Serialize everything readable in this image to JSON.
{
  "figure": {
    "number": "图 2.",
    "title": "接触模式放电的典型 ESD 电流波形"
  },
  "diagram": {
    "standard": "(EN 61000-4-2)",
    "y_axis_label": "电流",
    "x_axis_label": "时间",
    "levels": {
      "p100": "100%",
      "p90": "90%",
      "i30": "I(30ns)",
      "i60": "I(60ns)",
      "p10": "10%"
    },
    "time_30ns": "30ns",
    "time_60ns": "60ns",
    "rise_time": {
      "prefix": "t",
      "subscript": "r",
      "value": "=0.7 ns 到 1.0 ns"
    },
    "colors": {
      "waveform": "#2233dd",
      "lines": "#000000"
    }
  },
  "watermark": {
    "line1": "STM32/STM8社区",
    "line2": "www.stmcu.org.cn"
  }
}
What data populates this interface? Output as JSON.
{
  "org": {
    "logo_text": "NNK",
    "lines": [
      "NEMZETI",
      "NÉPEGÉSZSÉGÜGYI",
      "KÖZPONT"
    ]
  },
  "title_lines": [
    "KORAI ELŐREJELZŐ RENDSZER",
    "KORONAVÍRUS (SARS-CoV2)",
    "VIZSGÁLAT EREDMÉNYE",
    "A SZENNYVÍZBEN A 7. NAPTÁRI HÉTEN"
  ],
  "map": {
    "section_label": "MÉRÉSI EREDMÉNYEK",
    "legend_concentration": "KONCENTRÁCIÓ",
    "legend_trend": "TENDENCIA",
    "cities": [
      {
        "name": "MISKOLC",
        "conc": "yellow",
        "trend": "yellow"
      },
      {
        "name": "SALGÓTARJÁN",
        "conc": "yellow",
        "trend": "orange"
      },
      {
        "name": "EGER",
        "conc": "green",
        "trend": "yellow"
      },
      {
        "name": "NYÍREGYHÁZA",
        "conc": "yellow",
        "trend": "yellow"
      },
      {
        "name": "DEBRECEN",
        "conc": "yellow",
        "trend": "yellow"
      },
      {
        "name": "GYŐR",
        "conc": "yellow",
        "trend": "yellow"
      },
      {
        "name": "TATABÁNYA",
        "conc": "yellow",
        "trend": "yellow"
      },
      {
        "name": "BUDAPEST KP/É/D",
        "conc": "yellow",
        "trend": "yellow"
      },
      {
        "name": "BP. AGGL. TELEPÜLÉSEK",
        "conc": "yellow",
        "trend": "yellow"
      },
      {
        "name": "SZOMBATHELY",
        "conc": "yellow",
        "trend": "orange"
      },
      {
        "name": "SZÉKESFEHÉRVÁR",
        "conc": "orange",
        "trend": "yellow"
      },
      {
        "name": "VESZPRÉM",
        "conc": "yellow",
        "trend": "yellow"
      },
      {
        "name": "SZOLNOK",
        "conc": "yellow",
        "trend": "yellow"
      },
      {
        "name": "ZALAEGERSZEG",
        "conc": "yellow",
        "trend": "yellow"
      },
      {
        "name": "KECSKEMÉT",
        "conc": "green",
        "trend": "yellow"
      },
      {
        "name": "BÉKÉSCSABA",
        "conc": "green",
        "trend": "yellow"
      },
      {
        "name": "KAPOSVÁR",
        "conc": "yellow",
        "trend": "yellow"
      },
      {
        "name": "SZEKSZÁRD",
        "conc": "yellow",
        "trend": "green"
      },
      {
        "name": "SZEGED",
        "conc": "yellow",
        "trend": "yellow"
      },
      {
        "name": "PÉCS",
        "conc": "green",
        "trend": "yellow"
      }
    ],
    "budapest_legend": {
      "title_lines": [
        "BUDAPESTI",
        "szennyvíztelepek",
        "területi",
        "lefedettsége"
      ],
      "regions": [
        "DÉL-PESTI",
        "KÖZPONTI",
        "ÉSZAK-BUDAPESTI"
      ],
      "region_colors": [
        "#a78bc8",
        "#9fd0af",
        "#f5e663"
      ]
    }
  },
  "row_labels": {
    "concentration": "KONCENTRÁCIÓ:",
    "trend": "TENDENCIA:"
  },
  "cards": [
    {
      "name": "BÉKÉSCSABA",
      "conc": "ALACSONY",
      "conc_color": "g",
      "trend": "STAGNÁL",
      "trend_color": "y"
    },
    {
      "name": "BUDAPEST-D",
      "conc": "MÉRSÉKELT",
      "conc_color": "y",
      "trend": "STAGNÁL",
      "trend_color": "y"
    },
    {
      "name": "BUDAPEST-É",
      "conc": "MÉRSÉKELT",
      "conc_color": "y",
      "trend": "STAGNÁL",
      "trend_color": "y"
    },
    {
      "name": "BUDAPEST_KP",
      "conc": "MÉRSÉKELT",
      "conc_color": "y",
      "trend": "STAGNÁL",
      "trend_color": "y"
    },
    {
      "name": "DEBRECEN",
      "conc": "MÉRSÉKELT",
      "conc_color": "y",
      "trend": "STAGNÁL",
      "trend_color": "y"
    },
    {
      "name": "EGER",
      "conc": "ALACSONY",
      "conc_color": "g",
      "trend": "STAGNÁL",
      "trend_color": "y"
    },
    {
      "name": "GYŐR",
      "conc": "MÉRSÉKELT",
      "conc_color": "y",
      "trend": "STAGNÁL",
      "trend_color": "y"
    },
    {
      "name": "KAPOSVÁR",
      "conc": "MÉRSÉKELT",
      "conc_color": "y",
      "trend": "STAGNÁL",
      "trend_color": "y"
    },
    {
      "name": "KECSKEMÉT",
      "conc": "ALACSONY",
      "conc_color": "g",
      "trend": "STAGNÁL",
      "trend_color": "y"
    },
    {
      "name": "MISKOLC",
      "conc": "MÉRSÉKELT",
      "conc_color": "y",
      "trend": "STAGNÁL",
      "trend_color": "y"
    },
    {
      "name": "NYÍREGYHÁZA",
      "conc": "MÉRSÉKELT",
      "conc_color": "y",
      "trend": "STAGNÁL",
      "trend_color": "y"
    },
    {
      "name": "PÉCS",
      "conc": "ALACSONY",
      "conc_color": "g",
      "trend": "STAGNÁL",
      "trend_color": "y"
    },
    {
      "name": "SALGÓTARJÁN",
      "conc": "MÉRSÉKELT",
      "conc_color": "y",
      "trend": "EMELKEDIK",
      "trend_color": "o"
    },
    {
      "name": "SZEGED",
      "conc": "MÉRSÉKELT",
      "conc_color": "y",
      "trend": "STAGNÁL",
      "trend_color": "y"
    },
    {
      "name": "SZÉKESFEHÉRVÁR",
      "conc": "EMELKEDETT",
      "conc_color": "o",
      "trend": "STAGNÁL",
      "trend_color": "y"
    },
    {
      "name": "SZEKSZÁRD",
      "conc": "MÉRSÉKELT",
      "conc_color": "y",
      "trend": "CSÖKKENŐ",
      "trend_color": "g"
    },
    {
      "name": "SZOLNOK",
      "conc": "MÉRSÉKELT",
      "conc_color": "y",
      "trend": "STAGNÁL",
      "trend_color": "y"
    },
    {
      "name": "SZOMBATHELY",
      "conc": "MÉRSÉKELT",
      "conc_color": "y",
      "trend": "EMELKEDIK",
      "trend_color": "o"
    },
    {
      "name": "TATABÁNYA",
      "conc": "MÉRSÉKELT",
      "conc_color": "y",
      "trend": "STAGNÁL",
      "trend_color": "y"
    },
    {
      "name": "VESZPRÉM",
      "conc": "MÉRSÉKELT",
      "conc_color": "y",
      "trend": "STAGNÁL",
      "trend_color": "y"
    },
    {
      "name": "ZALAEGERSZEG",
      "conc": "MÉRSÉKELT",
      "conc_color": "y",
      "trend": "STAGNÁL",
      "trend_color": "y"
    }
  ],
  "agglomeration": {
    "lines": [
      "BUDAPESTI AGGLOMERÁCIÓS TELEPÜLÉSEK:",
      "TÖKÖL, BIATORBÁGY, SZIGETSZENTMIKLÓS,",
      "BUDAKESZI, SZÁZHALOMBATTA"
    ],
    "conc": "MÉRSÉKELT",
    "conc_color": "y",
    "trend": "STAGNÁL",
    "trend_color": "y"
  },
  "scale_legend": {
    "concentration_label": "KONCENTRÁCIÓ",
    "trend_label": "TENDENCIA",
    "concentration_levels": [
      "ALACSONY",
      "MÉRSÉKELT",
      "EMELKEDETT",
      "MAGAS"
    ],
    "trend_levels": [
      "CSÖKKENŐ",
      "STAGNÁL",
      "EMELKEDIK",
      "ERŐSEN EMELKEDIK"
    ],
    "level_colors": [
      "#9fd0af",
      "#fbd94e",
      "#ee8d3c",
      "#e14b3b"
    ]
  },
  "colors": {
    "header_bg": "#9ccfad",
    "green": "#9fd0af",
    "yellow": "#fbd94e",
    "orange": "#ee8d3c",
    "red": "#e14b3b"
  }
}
·····
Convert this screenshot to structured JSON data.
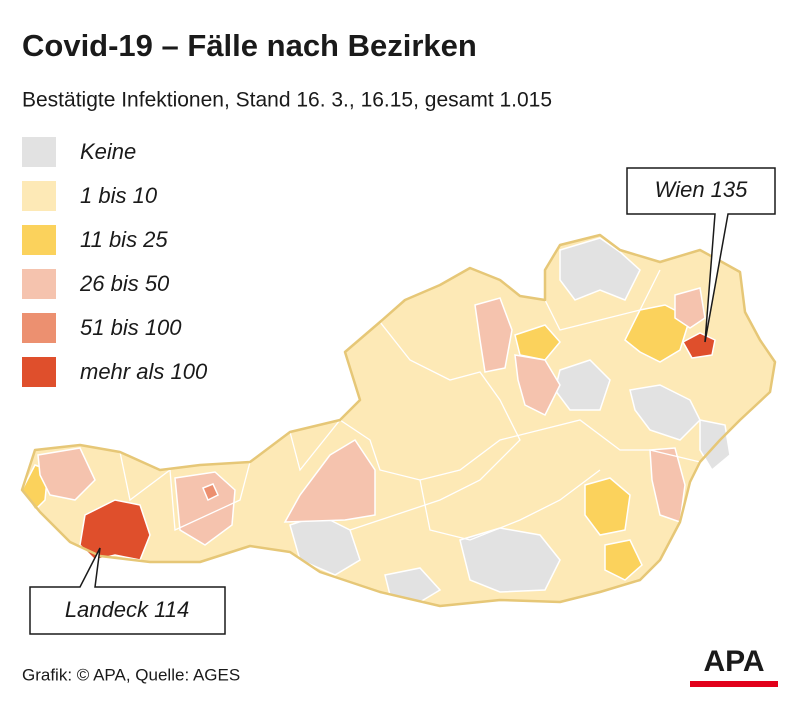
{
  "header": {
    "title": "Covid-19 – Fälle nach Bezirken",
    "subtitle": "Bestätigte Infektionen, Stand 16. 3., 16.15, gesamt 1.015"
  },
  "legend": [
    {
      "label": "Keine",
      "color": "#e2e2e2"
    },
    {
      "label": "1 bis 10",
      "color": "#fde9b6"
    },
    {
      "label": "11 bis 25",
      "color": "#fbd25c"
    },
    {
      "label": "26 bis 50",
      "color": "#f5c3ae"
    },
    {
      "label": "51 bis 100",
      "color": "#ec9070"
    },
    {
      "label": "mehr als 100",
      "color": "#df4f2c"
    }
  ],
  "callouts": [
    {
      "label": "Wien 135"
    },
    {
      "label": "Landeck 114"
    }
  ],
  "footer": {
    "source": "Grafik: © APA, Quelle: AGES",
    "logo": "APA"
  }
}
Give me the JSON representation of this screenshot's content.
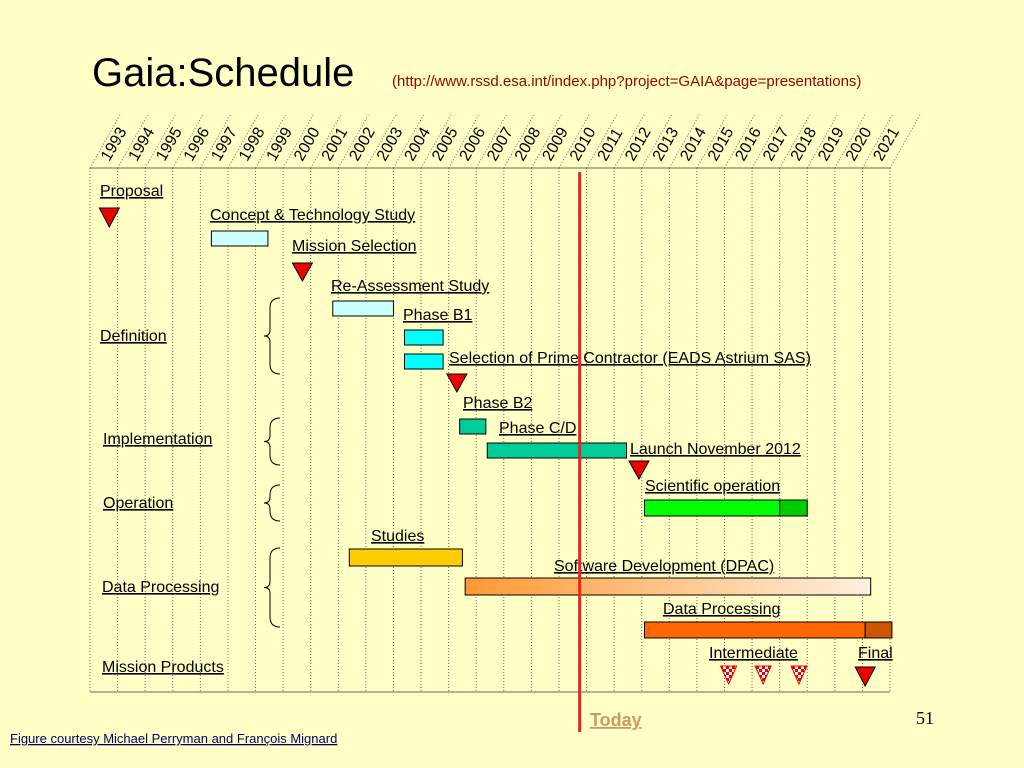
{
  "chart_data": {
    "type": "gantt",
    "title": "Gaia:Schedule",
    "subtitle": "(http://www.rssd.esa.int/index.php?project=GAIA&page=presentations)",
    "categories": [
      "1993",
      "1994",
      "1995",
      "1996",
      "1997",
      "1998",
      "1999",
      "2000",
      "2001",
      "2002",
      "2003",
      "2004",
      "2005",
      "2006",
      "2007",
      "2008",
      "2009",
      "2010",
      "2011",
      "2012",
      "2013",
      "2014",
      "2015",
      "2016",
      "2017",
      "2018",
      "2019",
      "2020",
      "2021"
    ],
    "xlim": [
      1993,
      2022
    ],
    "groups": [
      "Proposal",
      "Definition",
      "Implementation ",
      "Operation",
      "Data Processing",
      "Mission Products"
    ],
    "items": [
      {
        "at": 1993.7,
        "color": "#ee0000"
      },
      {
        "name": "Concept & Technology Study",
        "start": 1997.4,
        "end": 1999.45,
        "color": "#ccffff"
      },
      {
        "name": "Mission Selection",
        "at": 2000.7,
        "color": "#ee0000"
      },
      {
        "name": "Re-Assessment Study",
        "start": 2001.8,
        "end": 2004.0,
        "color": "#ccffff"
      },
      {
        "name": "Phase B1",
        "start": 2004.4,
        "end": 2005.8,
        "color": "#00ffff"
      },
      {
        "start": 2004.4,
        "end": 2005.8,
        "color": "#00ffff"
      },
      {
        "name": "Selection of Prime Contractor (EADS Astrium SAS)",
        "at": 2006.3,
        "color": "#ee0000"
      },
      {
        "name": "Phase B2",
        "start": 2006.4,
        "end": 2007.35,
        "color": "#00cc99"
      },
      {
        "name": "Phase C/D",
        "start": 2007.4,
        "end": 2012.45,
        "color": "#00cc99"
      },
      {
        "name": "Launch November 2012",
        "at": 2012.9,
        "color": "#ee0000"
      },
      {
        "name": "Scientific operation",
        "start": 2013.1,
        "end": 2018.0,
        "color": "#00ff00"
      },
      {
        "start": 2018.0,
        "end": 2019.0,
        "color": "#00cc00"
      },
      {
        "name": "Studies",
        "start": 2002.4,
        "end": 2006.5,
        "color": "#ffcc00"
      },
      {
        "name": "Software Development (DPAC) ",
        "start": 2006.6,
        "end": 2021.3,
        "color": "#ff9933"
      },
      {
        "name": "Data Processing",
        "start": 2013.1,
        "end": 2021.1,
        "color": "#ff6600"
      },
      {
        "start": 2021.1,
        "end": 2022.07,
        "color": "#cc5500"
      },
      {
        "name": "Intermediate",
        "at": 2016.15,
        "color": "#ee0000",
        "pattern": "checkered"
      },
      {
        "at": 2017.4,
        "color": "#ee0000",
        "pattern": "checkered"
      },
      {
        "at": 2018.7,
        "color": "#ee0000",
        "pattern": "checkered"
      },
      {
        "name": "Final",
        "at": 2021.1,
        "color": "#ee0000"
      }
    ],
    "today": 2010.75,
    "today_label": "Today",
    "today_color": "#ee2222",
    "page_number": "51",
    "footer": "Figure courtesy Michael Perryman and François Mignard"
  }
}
·····
• Set exercise: Isolate the lines above that contain the word "TELEPÜLÉSEK" and copy them.

• Task answer:
        "name": "BP. AGGL. TELEPÜLÉSEK",
      "BUDAPESTI AGGLOMERÁCIÓS TELEPÜLÉSEK:",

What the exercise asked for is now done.